Check your understanding —
**1)** Answer these questions from the weight-loss diet study text:
(a) How many overweight or obese young adults were randomized, and for how many weeks?
(b) What percentage of total energy intake came from protein in diets 3 and 4?
(c) What proportion of subjects on diet 3 lost 5% or more of body weight?
**2)** Extend the weight-loss diet study text, starting after its last sentence.

Text provided —
_ _ _ _ _ _ _

In this study, 129 overweight or obese young adults (body mass index [BMI], ≥ 25 kg/m2) were randomized to 1 of 4 reduced-fat, high-fiber diets for 12 weeks, and changes in weight, body composition, and blood chemistry profile were studied. Diets 1 and 2 were high carbohydrate (55% of total energy intake), with high and low GIs, respectively, whereas diets 3 and 4 were high protein (25% of total energy intake), with high and low GIs, respectively. The glycemic load was highest in diet 1 and lowest in diet 4.

Mean weight loss was similar in all groups (diet 1, -4.2% ± 0.6%; diet 2, -5.5% ± 0.5%; diet 3, -6.2% ± 0.4%; and diet 4, -4.8% ± 0.7%; P = .09). However, the proportion of subjects in each group who lost 5% or more of body weight varied significantly by diet (diet 1, 31%; diet 2, 56%; diet 3, 66%; and diet 4, 33%; P = .01). Women on diets 2 and 3 lost approximately 80% more fat mass (-4.5 ± 0.5 [mean ± SE] and -4.6 ± 0.5 kg) than did those on diet 1 (-2.5 ± 0.5 kg; P = .007).

_ _ _ _ _ _ _

[Collected data entries]
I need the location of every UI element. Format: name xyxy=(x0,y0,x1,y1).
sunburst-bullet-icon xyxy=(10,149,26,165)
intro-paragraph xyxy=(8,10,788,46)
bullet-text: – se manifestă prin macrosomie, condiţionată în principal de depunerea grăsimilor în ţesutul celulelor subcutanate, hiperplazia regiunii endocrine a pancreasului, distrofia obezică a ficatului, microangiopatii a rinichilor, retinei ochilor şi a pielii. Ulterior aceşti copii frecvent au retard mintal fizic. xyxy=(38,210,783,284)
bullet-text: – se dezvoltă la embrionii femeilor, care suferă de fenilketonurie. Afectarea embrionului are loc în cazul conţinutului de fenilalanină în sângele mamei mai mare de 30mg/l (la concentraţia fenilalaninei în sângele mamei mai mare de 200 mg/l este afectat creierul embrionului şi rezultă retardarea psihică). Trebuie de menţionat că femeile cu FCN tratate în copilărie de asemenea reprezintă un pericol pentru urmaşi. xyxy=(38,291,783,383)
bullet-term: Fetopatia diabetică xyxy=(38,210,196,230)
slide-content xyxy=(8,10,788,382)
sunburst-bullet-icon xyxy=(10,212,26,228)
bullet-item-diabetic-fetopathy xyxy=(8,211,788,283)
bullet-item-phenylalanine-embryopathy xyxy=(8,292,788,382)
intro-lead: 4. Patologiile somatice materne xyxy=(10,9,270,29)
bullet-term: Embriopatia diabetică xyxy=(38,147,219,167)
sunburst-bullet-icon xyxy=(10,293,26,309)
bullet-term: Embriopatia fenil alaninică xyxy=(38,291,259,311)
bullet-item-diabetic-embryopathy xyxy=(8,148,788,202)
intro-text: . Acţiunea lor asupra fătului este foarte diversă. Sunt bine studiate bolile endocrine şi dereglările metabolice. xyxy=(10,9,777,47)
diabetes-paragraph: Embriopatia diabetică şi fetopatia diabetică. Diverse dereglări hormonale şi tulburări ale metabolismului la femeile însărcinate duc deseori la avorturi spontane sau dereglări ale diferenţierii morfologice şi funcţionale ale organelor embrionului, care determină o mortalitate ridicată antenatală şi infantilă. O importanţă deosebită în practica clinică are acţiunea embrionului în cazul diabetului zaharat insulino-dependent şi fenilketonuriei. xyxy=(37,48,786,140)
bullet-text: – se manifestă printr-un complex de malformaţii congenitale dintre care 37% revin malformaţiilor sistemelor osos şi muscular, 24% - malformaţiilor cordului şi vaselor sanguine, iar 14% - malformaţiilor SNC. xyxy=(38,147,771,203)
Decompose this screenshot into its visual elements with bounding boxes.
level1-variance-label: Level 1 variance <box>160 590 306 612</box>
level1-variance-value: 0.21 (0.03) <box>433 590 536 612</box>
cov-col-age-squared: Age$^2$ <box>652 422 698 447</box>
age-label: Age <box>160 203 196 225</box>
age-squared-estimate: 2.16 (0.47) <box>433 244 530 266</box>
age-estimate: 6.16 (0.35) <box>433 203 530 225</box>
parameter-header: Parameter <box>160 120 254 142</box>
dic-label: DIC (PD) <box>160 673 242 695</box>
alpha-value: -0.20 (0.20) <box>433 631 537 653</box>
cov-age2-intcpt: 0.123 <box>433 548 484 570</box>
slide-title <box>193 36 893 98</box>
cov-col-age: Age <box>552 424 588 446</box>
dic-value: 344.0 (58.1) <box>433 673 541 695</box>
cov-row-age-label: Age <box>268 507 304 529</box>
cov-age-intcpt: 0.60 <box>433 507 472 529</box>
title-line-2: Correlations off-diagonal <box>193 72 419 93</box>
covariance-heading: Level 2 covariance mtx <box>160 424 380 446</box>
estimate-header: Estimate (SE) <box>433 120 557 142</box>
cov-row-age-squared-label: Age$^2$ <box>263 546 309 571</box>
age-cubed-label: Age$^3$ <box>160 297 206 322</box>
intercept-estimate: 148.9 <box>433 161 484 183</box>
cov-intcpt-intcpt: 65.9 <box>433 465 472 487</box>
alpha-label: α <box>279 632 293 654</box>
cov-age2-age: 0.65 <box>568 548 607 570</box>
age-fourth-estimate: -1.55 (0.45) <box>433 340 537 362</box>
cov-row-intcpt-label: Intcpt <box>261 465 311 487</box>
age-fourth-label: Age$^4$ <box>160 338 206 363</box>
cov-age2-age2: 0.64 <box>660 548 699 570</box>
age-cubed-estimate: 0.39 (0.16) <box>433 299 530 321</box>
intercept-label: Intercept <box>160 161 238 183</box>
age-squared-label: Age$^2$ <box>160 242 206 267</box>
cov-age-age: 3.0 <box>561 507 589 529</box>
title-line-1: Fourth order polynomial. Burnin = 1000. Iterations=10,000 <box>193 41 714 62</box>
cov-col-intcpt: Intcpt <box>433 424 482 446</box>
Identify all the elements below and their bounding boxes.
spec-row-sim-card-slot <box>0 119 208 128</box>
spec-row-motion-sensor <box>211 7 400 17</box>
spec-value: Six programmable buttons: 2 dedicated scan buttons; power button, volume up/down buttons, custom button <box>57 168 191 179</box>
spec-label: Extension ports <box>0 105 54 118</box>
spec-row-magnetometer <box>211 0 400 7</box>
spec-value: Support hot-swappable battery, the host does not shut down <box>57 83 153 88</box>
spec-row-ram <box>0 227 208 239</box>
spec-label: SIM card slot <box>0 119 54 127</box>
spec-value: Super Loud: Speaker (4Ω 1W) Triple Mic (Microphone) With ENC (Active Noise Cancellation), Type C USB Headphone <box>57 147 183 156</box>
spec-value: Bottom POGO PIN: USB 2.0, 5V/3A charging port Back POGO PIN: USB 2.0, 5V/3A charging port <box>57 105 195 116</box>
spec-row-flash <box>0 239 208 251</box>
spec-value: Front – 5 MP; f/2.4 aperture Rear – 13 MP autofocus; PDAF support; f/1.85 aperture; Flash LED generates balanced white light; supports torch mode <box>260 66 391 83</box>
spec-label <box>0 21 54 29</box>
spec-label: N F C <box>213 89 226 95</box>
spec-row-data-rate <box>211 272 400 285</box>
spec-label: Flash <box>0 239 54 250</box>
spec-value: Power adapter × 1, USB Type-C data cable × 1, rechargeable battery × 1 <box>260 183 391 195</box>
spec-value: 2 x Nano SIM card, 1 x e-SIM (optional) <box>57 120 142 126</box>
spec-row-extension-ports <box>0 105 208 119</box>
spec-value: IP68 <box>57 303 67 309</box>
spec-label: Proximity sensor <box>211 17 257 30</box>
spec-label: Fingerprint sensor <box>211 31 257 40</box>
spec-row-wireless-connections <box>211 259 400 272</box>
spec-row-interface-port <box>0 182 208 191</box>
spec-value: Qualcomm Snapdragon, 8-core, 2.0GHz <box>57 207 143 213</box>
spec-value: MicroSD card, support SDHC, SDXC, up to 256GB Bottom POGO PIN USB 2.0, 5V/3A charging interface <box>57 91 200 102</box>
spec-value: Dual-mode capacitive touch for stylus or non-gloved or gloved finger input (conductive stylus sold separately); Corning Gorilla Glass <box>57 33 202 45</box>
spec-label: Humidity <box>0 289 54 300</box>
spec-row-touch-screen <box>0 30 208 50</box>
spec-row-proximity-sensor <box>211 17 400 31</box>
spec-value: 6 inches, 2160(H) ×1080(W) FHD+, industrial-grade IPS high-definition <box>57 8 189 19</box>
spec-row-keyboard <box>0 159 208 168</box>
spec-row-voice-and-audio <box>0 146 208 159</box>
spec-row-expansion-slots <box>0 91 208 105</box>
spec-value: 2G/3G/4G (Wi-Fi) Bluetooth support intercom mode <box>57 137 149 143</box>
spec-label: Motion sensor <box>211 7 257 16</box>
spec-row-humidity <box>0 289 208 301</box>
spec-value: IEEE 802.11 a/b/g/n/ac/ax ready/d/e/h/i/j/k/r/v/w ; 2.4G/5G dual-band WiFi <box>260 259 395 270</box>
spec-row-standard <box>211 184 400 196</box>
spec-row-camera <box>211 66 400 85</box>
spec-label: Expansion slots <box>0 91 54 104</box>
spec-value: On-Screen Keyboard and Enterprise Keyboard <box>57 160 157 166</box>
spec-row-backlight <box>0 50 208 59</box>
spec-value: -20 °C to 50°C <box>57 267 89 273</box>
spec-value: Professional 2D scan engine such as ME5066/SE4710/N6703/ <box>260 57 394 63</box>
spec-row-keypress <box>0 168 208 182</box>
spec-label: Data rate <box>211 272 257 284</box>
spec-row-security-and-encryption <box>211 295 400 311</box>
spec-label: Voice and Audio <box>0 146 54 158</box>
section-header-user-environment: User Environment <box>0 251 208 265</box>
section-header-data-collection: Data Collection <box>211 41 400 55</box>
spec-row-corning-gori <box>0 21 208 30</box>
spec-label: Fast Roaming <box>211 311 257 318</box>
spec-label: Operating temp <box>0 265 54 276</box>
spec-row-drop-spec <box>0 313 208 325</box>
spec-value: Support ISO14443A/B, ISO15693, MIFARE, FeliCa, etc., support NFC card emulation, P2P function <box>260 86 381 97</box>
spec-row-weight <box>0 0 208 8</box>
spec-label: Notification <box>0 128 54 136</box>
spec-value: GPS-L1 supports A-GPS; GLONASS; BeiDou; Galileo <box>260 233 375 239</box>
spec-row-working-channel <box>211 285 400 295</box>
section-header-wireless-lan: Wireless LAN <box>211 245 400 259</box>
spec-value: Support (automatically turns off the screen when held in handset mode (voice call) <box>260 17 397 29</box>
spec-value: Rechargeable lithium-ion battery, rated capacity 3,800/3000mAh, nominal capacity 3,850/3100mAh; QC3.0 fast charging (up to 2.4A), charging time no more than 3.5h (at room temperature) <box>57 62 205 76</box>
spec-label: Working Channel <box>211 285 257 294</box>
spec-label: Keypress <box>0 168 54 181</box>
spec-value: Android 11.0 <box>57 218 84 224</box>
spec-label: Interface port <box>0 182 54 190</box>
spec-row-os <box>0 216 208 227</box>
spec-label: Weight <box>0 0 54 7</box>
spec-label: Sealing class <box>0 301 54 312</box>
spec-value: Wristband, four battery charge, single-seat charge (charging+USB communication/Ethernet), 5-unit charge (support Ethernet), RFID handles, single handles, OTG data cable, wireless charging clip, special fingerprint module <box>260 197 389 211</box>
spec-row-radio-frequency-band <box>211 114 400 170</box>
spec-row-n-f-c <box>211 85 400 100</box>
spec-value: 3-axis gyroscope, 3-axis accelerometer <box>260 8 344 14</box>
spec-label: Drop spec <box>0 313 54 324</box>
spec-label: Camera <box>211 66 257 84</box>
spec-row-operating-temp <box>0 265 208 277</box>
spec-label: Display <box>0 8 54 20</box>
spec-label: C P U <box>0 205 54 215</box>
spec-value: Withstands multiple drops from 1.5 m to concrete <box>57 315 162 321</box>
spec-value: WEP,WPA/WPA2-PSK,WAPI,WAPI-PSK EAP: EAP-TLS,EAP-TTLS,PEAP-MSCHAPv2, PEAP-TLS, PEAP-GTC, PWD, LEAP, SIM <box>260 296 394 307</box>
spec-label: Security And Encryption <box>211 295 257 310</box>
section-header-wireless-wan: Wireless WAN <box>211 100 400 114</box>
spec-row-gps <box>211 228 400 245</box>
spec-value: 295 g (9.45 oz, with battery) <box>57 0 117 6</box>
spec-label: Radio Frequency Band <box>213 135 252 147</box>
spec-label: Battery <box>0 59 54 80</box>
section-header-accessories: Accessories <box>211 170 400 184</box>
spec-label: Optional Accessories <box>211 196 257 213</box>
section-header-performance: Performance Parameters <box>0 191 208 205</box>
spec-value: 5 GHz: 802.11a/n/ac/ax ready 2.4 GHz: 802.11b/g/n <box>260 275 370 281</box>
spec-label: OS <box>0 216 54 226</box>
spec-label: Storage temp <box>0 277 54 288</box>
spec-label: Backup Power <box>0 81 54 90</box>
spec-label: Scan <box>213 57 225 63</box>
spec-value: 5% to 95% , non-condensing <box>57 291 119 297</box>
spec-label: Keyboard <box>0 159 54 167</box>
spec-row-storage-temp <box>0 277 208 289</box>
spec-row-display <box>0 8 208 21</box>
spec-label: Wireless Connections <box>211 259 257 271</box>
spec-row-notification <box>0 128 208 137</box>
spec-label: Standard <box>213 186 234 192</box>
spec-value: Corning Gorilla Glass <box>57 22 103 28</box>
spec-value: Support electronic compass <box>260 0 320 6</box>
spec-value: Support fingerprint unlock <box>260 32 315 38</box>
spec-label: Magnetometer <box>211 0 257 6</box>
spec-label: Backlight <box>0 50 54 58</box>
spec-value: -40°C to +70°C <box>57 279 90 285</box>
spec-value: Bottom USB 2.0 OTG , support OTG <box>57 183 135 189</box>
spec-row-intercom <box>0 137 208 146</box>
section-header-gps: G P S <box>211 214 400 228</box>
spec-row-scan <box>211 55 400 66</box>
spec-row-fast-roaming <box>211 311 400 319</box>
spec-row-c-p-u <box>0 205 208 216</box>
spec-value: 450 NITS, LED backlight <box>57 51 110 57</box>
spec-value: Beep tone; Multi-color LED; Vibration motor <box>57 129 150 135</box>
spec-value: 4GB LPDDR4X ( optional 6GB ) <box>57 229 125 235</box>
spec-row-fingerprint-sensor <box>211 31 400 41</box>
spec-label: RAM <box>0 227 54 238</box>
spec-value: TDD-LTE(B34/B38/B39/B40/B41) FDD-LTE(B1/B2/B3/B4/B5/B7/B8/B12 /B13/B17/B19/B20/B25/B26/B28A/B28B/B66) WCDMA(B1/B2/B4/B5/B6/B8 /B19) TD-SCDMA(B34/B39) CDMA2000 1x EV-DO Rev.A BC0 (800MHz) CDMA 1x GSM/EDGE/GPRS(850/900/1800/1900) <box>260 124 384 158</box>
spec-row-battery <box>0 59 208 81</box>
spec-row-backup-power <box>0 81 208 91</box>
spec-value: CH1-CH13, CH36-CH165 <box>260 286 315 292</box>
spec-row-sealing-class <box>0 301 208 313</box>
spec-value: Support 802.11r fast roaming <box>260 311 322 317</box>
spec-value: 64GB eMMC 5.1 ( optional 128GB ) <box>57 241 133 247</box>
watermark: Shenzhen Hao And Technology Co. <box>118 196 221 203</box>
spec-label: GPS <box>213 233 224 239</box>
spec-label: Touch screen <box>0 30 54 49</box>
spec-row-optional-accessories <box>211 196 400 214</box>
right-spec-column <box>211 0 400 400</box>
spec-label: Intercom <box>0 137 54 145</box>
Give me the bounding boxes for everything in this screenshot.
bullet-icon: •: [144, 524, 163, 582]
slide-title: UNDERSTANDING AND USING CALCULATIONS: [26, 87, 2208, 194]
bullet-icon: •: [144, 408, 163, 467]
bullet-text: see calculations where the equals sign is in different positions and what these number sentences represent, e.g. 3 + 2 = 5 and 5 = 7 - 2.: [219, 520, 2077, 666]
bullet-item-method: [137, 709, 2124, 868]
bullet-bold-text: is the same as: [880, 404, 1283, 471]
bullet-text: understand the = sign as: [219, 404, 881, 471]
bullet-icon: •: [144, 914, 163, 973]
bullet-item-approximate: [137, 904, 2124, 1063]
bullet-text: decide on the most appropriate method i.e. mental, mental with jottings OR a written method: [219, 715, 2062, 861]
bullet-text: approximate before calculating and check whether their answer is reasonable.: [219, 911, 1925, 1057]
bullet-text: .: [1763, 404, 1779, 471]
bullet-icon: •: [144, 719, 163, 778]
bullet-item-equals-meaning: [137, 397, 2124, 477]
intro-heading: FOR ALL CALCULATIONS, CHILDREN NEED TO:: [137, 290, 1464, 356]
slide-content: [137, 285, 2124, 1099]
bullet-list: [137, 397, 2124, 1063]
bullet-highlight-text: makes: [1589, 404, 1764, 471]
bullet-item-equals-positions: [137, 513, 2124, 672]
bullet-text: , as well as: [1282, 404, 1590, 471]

_ _ _ _ _ _ _

Expected responses —
**1)**
(a) 129 young adults, for 12 weeks.
(b) 25% of total energy intake.
(c) 66%.

**2)**
Mean low-density lipoprotein cholesterol levels decreased in the diet 2 group (-6.6 ± 3.9 mg/dL [-0.17 ± 0.10 mmol/L]) but increased in the diet 3 group (+10.0 ± 3.9 mg/dL [+0.26 ± 0.10 mmol/L]; P = .02). Goals for energy distribution were not achieved exactly, in that both CHO groups ate less fat, and the diet 2 group ate more fiber.

"Both high-protein and low-GI regimens increase body fat loss, but cardiovascular risk reduction is optimized by a high-carbohydrate, low-GI diet," the authors write. "At least in the short term, our findings suggest that dietary GL, and not just overall energy intake, influences weight loss and postprandial glycemia. Moderate reductions in GL appear to increase the rate of body fat loss, particularly in women."

Study limitations include inexact achievement of dietary goals for energy distribution and study duration limited to 12 weeks.

"Diets based on low-GI whole grain products (in lieu of whole grains with a high GI) maximize cardiovascular risk reduction, particularly if protein intake is high. Reassuringly, this advice can optimize clinical outcomes within current nutrition guidelines, without the concerns that apply to low-CHO diets. Multicenter studies to evaluate weight reduction, weight maintenance, and long-term outcomes, particularly in individuals with established risk factors, are clearly warranted."

The National Heart Foundation of Australia and Meat and Livestock Australia supported this study. Two of the authors have disclosed writing books about low GI diets.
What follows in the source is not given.